Analisados cientificamente –
filosoficamente - por PATRÍCIA
FERNANDES. E tudo por via das descolonizações, na origem destes
estudos moralistas, criadores de compromissos étnicos e éticos … ou talvez justificativos
da falta destes últimos, por vezes, sobretudo da parte dos motivados para lhes
apontar os efeitos negativos, no caso das colonizações.
Factos e percepções
Talvez noutro planeta, em que
tenhamos mentes que procuram a verdade em vez de mentes morais, as políticas
cosmopolitas façam sentido. Neste mundo convém que estejam de acordo com a
nossa natureza.
PATRÍCIA FERNANDES Professora na Escola
de Economia e Gestão da Universidade do Minho
OBSERVADOR, 31 mar. 2025, 00:201
1A hipótese de Gláucon
Continuemos com Jonathan
Haidt e a sua hipótese, levantada no livro A mente justa, de que a moralidade é uma ferramenta adaptativa na medida em que
possibilita aos homens cooperarem em grandes grupos e sem relação de
parentesco, tornando-se, assim, mais capazes de garantir a sobrevivência.
Haidt recorre ao segundo livro d’A República, quando Platão coloca na boca de Gláucon a experiência do anel de Giges: esse anel
permite que nos tornemos invisíveis e, por isso, capazes de cometer todos os actos
que nos sejam favoráveis sem sermos vistos pelos outros. Segundo Gláucon, nenhum homem que possuísse um tal anel agiria com
justiça:
“não haveria ninguém, ao que parece, tão
inabalável que permanecesse no caminho da justiça, e que fosse capaz de se
abster dos bens alheios e de não lhes tocar, sendo-lhe dado tirar à vontade o
que quisesse do mercado, entrar nas casas e unir-se a quem lhe apetecesse,
matar ou libertar das algemas a quem lhe aprouvesse, e fazer tudo o mais entre
os homens, como se fosse igual aos deuses.”
De acordo com esta hipótese, ninguém
é justo por vontade própria, mas apenas por constrangimento. É o
julgamento dos outros – é porque somos seres morais e moralistas – que nos obriga a adequar o nosso comportamento às regras morais da sociedade em que
estamos inseridos. A hipótese de Gláucon está, assim, de acordo com a
ideia de que a moralidade faz parte do nosso design
evolutivo para permitir a cooperação: é mais importante ser visto como
agindo moralmente do que ser moral pois é isso que gera confiança nos outros
membros do grupo.

> **Linhas fornecidas**

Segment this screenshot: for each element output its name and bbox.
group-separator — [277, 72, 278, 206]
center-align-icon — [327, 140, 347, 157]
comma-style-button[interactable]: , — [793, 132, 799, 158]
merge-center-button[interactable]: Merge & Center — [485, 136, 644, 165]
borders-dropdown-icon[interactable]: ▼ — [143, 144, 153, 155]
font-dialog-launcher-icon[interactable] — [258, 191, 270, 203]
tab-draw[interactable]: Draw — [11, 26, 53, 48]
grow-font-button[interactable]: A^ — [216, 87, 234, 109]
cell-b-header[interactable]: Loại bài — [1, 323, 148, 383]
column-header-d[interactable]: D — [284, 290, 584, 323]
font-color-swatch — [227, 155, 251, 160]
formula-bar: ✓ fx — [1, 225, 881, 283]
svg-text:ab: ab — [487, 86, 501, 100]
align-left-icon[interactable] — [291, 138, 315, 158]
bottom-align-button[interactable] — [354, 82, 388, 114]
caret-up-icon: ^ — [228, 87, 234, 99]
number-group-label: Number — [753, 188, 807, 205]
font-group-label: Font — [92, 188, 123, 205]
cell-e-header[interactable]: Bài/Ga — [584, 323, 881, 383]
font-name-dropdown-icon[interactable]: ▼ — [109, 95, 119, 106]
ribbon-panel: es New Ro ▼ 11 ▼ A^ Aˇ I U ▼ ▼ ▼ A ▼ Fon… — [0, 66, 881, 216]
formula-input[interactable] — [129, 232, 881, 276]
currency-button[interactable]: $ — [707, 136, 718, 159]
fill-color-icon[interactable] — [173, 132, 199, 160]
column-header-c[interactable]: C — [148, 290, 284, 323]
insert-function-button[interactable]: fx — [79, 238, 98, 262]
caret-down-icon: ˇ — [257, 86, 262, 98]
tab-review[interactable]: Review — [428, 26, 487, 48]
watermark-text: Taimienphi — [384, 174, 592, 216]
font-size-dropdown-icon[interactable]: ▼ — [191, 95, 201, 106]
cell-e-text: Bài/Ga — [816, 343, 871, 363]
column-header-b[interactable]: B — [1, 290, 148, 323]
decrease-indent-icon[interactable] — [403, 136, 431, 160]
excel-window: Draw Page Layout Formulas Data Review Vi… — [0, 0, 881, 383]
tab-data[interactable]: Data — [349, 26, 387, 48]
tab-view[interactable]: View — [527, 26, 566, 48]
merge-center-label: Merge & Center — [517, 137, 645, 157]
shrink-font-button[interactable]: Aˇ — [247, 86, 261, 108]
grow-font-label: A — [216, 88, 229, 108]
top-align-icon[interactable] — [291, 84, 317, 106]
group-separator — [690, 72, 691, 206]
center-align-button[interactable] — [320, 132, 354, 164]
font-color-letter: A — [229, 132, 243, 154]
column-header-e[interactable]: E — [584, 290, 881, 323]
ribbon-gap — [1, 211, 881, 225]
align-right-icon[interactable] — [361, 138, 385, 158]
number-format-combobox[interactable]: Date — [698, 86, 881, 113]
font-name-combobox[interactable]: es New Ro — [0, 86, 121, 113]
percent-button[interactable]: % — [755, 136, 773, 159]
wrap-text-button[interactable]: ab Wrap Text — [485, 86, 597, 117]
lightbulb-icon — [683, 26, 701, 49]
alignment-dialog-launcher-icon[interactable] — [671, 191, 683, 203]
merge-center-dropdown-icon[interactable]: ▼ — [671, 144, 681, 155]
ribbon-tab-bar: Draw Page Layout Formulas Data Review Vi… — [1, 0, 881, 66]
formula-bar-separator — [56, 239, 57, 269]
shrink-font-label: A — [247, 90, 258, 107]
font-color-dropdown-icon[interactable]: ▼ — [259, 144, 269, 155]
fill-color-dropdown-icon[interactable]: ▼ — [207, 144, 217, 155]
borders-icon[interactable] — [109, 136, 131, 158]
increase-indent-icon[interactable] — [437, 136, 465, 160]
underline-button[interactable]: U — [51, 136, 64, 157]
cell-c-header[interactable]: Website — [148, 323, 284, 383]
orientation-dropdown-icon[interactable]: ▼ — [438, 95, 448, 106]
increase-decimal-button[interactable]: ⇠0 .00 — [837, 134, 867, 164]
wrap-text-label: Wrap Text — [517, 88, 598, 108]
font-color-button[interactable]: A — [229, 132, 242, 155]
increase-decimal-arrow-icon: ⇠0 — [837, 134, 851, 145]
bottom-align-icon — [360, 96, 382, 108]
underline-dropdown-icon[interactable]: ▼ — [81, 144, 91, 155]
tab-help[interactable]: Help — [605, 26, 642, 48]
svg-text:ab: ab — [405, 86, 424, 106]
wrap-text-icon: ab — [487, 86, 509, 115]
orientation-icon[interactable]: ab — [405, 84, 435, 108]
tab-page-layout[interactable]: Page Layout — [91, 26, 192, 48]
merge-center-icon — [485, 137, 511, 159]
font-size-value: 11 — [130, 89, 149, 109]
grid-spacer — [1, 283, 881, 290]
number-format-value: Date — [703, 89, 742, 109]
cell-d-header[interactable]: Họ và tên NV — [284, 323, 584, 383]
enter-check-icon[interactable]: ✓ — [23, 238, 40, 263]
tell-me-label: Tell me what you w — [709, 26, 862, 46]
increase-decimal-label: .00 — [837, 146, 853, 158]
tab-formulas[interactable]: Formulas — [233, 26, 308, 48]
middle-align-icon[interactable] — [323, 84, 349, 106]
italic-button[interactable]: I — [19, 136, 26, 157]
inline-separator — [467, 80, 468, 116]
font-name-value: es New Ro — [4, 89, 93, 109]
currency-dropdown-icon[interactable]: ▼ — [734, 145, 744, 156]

--

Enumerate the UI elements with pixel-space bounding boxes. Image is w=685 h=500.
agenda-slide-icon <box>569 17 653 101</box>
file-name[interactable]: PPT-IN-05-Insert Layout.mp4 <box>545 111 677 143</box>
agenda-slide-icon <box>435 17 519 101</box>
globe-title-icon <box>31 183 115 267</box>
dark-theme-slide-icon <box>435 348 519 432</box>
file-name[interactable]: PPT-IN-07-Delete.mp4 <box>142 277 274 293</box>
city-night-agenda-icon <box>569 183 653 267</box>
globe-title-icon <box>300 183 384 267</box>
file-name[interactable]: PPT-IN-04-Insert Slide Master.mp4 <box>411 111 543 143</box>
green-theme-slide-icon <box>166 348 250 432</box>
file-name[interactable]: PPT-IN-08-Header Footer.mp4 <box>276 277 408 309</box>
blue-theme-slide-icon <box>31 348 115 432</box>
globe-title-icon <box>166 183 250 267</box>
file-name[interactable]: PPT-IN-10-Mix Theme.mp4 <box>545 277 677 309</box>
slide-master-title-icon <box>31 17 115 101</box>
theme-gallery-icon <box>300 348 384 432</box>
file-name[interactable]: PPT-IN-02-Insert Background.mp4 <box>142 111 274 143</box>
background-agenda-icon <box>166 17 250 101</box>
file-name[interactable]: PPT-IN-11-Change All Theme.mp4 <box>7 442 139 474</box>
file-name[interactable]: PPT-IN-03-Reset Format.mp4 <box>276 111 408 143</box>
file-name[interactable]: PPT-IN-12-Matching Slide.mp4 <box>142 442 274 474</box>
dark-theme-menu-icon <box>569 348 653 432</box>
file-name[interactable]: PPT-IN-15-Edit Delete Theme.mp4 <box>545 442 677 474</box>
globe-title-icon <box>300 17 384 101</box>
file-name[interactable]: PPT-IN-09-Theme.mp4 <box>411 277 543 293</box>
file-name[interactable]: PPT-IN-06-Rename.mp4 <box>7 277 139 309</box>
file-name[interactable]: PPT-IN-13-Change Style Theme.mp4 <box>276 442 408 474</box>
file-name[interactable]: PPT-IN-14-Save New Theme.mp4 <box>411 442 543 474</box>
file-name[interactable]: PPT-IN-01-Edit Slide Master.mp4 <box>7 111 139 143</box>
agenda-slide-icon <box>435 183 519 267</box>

> **Tarefa escrita 1**
Explique, em uma a três frases, por que razão, segundo o texto sobre a hipótese de Gláucon, é mais importante ser visto como agindo moralmente do que ser moral.
> **Tarefa escrita 2**
Reproduza do texto sobre a hipótese de Gláucon o trecho que começa em "Factos e percepções" e segue até "garantir a sobrevivência.".
As linhas não têm qualquer papel no que aqui se pede.

> **Resposta à tarefa 1**
Porque é isso que gera confiança nos outros membros do grupo. A moralidade faz parte do nosso design evolutivo precisamente para permitir a cooperação.

> **Resposta à tarefa 2**
Factos e percepções
Talvez noutro planeta, em que
tenhamos mentes que procuram a verdade em vez de mentes morais, as políticas
cosmopolitas façam sentido. Neste mundo convém que estejam de acordo com a
nossa natureza.
PATRÍCIA FERNANDES Professora na Escola
de Economia e Gestão da Universidade do Minho
OBSERVADOR, 31 mar. 2025, 00:201
1A hipótese de Gláucon
Continuemos com Jonathan
Haidt e a sua hipótese, levantada no livro A mente justa, de que a moralidade é uma ferramenta adaptativa na medida em que
possibilita aos homens cooperarem em grandes grupos e sem relação de
parentesco, tornando-se, assim, mais capazes de garantir a sobrevivência.